### What is required
Among the records below, find each line that includes the string "illustration" and copy it.

[START Supplied data]

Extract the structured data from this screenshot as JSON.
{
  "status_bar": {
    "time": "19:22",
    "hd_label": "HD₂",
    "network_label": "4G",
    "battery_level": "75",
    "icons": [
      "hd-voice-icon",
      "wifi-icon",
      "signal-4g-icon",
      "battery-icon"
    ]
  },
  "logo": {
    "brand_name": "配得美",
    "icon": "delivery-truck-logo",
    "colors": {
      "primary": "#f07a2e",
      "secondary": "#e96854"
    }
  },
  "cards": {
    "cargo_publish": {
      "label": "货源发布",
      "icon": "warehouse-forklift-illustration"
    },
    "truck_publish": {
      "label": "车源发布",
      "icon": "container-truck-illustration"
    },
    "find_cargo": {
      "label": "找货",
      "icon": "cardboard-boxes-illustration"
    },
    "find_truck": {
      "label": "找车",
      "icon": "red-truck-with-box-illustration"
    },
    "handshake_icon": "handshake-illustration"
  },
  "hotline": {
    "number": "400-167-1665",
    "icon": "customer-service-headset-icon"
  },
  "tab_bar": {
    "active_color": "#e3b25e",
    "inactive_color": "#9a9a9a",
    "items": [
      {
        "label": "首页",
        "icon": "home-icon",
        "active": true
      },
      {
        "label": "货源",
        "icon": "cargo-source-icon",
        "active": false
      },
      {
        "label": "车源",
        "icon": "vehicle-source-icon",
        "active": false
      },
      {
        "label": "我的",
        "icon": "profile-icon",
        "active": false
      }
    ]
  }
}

[END Supplied data]

### Expected answer
      "icon": "warehouse-forklift-illustration"
      "icon": "container-truck-illustration"
      "icon": "cardboard-boxes-illustration"
      "icon": "red-truck-with-box-illustration"
    "handshake_icon": "handshake-illustration"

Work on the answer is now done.